EXERCISE -> Transcribe the listing below verbatim, from its first line up to and including the line that contains "The second coupling portion 523 is".

= = = = = = =

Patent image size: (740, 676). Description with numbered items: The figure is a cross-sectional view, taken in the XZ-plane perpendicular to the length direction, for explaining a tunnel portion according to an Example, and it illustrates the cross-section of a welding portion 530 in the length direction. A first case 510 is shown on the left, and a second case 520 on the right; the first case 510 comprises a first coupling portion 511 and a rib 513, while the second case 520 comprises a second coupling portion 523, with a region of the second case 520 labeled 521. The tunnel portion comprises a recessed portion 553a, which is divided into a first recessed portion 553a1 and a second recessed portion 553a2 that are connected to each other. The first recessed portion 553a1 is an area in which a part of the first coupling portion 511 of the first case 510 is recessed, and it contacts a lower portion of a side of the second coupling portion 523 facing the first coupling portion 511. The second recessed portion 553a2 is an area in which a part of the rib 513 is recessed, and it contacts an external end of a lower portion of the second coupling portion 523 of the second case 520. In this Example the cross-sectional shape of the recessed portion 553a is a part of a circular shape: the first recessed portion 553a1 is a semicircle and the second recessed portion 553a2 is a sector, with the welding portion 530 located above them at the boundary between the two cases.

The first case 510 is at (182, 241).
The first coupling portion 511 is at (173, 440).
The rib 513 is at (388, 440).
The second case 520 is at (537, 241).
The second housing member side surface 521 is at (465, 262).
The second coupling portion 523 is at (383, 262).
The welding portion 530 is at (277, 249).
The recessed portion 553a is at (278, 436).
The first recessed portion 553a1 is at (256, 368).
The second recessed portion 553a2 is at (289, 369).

= = = = = = =

SOLUTION FOR THIS EXERCISE ->
Patent image size: (740, 676). Description with numbered items: The figure is a cross-sectional view, taken in the XZ-plane perpendicular to the length direction, for explaining a tunnel portion according to an Example, and it illustrates the cross-section of a welding portion 530 in the length direction. A first case 510 is shown on the left, and a second case 520 on the right; the first case 510 comprises a first coupling portion 511 and a rib 513, while the second case 520 comprises a second coupling portion 523, with a region of the second case 520 labeled 521. The tunnel portion comprises a recessed portion 553a, which is divided into a first recessed portion 553a1 and a second recessed portion 553a2 that are connected to each other. The first recessed portion 553a1 is an area in which a part of the first coupling portion 511 of the first case 510 is recessed, and it contacts a lower portion of a side of the second coupling portion 523 facing the first coupling portion 511. The second recessed portion 553a2 is an area in which a part of the rib 513 is recessed, and it contacts an external end of a lower portion of the second coupling portion 523 of the second case 520. In this Example the cross-sectional shape of the recessed portion 553a is a part of a circular shape: the first recessed portion 553a1 is a semicircle and the second recessed portion 553a2 is a sector, with the welding portion 530 located above them at the boundary between the two cases.

The first case 510 is at (182, 241).
The first coupling portion 511 is at (173, 440).
The rib 513 is at (388, 440).
The second case 520 is at (537, 241).
The second housing member side surface 521 is at (465, 262).
The second coupling portion 523 is at (383, 262).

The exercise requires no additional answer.